▶ [WHAT TO PRODUCE] Reproduce the complete listing without any deviation.

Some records
Begin

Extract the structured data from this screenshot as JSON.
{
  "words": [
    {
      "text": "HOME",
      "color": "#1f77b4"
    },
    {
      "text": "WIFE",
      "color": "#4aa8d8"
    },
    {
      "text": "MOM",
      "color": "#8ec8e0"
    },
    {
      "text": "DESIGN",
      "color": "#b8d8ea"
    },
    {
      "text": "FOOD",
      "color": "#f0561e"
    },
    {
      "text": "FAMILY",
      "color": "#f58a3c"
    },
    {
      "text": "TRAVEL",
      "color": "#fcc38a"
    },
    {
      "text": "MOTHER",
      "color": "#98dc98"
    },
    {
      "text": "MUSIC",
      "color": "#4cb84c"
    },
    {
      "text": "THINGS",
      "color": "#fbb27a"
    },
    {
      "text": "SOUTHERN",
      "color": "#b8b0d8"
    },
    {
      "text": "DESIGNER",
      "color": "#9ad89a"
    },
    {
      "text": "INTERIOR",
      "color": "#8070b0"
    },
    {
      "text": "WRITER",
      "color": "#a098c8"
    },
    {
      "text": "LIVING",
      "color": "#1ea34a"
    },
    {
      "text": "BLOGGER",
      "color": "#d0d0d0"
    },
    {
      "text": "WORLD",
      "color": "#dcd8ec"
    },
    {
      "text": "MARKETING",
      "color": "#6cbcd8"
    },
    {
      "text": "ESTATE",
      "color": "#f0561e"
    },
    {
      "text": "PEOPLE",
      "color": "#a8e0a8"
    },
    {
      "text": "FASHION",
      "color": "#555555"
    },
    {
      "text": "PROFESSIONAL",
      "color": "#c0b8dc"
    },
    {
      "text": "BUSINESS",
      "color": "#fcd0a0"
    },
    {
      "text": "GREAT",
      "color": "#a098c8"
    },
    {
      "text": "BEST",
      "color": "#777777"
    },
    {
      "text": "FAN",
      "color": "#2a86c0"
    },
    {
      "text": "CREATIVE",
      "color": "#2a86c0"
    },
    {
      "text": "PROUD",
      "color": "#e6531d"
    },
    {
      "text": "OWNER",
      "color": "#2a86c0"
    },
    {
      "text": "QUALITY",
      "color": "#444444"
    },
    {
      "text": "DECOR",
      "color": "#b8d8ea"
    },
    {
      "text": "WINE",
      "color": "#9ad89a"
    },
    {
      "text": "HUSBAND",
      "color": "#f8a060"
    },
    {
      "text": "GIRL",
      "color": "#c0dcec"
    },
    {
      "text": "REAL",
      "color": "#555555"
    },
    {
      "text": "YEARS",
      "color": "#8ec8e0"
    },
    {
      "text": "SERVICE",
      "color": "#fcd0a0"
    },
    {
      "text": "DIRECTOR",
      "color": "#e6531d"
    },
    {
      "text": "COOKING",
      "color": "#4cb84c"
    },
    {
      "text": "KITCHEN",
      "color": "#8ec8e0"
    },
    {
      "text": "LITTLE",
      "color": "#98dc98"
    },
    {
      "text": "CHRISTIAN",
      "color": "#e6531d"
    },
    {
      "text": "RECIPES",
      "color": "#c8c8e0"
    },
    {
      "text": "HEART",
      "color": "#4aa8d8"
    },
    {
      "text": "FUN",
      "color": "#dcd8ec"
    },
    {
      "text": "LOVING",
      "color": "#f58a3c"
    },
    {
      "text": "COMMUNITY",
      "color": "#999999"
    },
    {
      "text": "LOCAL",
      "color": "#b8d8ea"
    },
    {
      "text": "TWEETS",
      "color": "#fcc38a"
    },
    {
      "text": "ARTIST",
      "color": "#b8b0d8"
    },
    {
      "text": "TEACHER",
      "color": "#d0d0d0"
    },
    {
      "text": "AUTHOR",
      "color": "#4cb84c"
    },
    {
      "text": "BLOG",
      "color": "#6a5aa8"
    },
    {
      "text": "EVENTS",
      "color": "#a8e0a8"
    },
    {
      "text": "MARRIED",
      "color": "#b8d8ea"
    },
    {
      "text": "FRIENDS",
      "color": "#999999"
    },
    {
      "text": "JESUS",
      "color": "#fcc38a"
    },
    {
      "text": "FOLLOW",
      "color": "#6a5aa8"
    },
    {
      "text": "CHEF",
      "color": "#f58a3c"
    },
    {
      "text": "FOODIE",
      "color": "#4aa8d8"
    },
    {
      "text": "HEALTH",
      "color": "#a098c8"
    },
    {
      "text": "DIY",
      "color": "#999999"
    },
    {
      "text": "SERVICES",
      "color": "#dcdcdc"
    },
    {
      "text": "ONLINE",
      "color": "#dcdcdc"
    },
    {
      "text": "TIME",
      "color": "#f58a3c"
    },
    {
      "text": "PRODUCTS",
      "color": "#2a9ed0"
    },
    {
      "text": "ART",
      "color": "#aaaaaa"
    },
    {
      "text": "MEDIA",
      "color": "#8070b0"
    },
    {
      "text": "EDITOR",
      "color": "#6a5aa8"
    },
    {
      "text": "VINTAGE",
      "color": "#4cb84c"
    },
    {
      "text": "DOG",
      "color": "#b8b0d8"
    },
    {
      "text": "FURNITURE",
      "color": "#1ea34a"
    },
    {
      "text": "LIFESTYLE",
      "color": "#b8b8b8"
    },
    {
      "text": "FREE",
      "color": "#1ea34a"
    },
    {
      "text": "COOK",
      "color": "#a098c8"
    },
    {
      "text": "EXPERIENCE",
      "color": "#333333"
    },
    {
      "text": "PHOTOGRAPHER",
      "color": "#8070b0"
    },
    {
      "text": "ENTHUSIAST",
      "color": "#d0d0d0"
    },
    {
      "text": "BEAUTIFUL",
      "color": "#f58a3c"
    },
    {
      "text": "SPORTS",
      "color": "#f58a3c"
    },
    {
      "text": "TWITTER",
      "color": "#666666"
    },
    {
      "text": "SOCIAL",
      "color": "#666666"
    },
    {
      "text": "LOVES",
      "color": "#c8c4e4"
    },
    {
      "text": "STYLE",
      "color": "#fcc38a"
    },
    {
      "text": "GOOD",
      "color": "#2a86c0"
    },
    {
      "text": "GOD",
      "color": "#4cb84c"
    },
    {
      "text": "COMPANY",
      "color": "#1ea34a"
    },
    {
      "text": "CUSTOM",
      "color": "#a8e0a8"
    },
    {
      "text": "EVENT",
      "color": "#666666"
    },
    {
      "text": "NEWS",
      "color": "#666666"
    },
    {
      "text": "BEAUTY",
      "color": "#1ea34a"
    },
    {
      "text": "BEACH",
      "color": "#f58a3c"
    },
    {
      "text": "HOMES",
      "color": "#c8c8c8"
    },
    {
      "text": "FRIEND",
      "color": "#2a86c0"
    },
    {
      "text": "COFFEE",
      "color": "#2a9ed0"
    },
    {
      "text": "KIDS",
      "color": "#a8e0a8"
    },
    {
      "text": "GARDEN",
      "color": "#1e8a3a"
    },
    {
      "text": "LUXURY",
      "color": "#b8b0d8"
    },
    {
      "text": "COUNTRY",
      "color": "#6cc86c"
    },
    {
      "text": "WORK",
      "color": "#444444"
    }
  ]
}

End

▶ [ANSWER TO THE EXERCISE]
Extract the structured data from this screenshot as JSON.
{
  "words": [
    {
      "text": "HOME",
      "color": "#1f77b4"
    },
    {
      "text": "WIFE",
      "color": "#4aa8d8"
    },
    {
      "text": "MOM",
      "color": "#8ec8e0"
    },
    {
      "text": "DESIGN",
      "color": "#b8d8ea"
    },
    {
      "text": "FOOD",
      "color": "#f0561e"
    },
    {
      "text": "FAMILY",
      "color": "#f58a3c"
    },
    {
      "text": "TRAVEL",
      "color": "#fcc38a"
    },
    {
      "text": "MOTHER",
      "color": "#98dc98"
    },
    {
      "text": "MUSIC",
      "color": "#4cb84c"
    },
    {
      "text": "THINGS",
      "color": "#fbb27a"
    },
    {
      "text": "SOUTHERN",
      "color": "#b8b0d8"
    },
    {
      "text": "DESIGNER",
      "color": "#9ad89a"
    },
    {
      "text": "INTERIOR",
      "color": "#8070b0"
    },
    {
      "text": "WRITER",
      "color": "#a098c8"
    },
    {
      "text": "LIVING",
      "color": "#1ea34a"
    },
    {
      "text": "BLOGGER",
      "color": "#d0d0d0"
    },
    {
      "text": "WORLD",
      "color": "#dcd8ec"
    },
    {
      "text": "MARKETING",
      "color": "#6cbcd8"
    },
    {
      "text": "ESTATE",
      "color": "#f0561e"
    },
    {
      "text": "PEOPLE",
      "color": "#a8e0a8"
    },
    {
      "text": "FASHION",
      "color": "#555555"
    },
    {
      "text": "PROFESSIONAL",
      "color": "#c0b8dc"
    },
    {
      "text": "BUSINESS",
      "color": "#fcd0a0"
    },
    {
      "text": "GREAT",
      "color": "#a098c8"
    },
    {
      "text": "BEST",
      "color": "#777777"
    },
    {
      "text": "FAN",
      "color": "#2a86c0"
    },
    {
      "text": "CREATIVE",
      "color": "#2a86c0"
    },
    {
      "text": "PROUD",
      "color": "#e6531d"
    },
    {
      "text": "OWNER",
      "color": "#2a86c0"
    },
    {
      "text": "QUALITY",
      "color": "#444444"
    },
    {
      "text": "DECOR",
      "color": "#b8d8ea"
    },
    {
      "text": "WINE",
      "color": "#9ad89a"
    },
    {
      "text": "HUSBAND",
      "color": "#f8a060"
    },
    {
      "text": "GIRL",
      "color": "#c0dcec"
    },
    {
      "text": "REAL",
      "color": "#555555"
    },
    {
      "text": "YEARS",
      "color": "#8ec8e0"
    },
    {
      "text": "SERVICE",
      "color": "#fcd0a0"
    },
    {
      "text": "DIRECTOR",
      "color": "#e6531d"
    },
    {
      "text": "COOKING",
      "color": "#4cb84c"
    },
    {
      "text": "KITCHEN",
      "color": "#8ec8e0"
    },
    {
      "text": "LITTLE",
      "color": "#98dc98"
    },
    {
      "text": "CHRISTIAN",
      "color": "#e6531d"
    },
    {
      "text": "RECIPES",
      "color": "#c8c8e0"
    },
    {
      "text": "HEART",
      "color": "#4aa8d8"
    },
    {
      "text": "FUN",
      "color": "#dcd8ec"
    },
    {
      "text": "LOVING",
      "color": "#f58a3c"
    },
    {
      "text": "COMMUNITY",
      "color": "#999999"
    },
    {
      "text": "LOCAL",
      "color": "#b8d8ea"
    },
    {
      "text": "TWEETS",
      "color": "#fcc38a"
    },
    {
      "text": "ARTIST",
      "color": "#b8b0d8"
    },
    {
      "text": "TEACHER",
      "color": "#d0d0d0"
    },
    {
      "text": "AUTHOR",
      "color": "#4cb84c"
    },
    {
      "text": "BLOG",
      "color": "#6a5aa8"
    },
    {
      "text": "EVENTS",
      "color": "#a8e0a8"
    },
    {
      "text": "MARRIED",
      "color": "#b8d8ea"
    },
    {
      "text": "FRIENDS",
      "color": "#999999"
    },
    {
      "text": "JESUS",
      "color": "#fcc38a"
    },
    {
      "text": "FOLLOW",
      "color": "#6a5aa8"
    },
    {
      "text": "CHEF",
      "color": "#f58a3c"
    },
    {
      "text": "FOODIE",
      "color": "#4aa8d8"
    },
    {
      "text": "HEALTH",
      "color": "#a098c8"
    },
    {
      "text": "DIY",
      "color": "#999999"
    },
    {
      "text": "SERVICES",
      "color": "#dcdcdc"
    },
    {
      "text": "ONLINE",
      "color": "#dcdcdc"
    },
    {
      "text": "TIME",
      "color": "#f58a3c"
    },
    {
      "text": "PRODUCTS",
      "color": "#2a9ed0"
    },
    {
      "text": "ART",
      "color": "#aaaaaa"
    },
    {
      "text": "MEDIA",
      "color": "#8070b0"
    },
    {
      "text": "EDITOR",
      "color": "#6a5aa8"
    },
    {
      "text": "VINTAGE",
      "color": "#4cb84c"
    },
    {
      "text": "DOG",
      "color": "#b8b0d8"
    },
    {
      "text": "FURNITURE",
      "color": "#1ea34a"
    },
    {
      "text": "LIFESTYLE",
      "color": "#b8b8b8"
    },
    {
      "text": "FREE",
      "color": "#1ea34a"
    },
    {
      "text": "COOK",
      "color": "#a098c8"
    },
    {
      "text": "EXPERIENCE",
      "color": "#333333"
    },
    {
      "text": "PHOTOGRAPHER",
      "color": "#8070b0"
    },
    {
      "text": "ENTHUSIAST",
      "color": "#d0d0d0"
    },
    {
      "text": "BEAUTIFUL",
      "color": "#f58a3c"
    },
    {
      "text": "SPORTS",
      "color": "#f58a3c"
    },
    {
      "text": "TWITTER",
      "color": "#666666"
    },
    {
      "text": "SOCIAL",
      "color": "#666666"
    },
    {
      "text": "LOVES",
      "color": "#c8c4e4"
    },
    {
      "text": "STYLE",
      "color": "#fcc38a"
    },
    {
      "text": "GOOD",
      "color": "#2a86c0"
    },
    {
      "text": "GOD",
      "color": "#4cb84c"
    },
    {
      "text": "COMPANY",
      "color": "#1ea34a"
    },
    {
      "text": "CUSTOM",
      "color": "#a8e0a8"
    },
    {
      "text": "EVENT",
      "color": "#666666"
    },
    {
      "text": "NEWS",
      "color": "#666666"
    },
    {
      "text": "BEAUTY",
      "color": "#1ea34a"
    },
    {
      "text": "BEACH",
      "color": "#f58a3c"
    },
    {
      "text": "HOMES",
      "color": "#c8c8c8"
    },
    {
      "text": "FRIEND",
      "color": "#2a86c0"
    },
    {
      "text": "COFFEE",
      "color": "#2a9ed0"
    },
    {
      "text": "KIDS",
      "color": "#a8e0a8"
    },
    {
      "text": "GARDEN",
      "color": "#1e8a3a"
    },
    {
      "text": "LUXURY",
      "color": "#b8b0d8"
    },
    {
      "text": "COUNTRY",
      "color": "#6cc86c"
    },
    {
      "text": "WORK",
      "color": "#444444"
    }
  ]
}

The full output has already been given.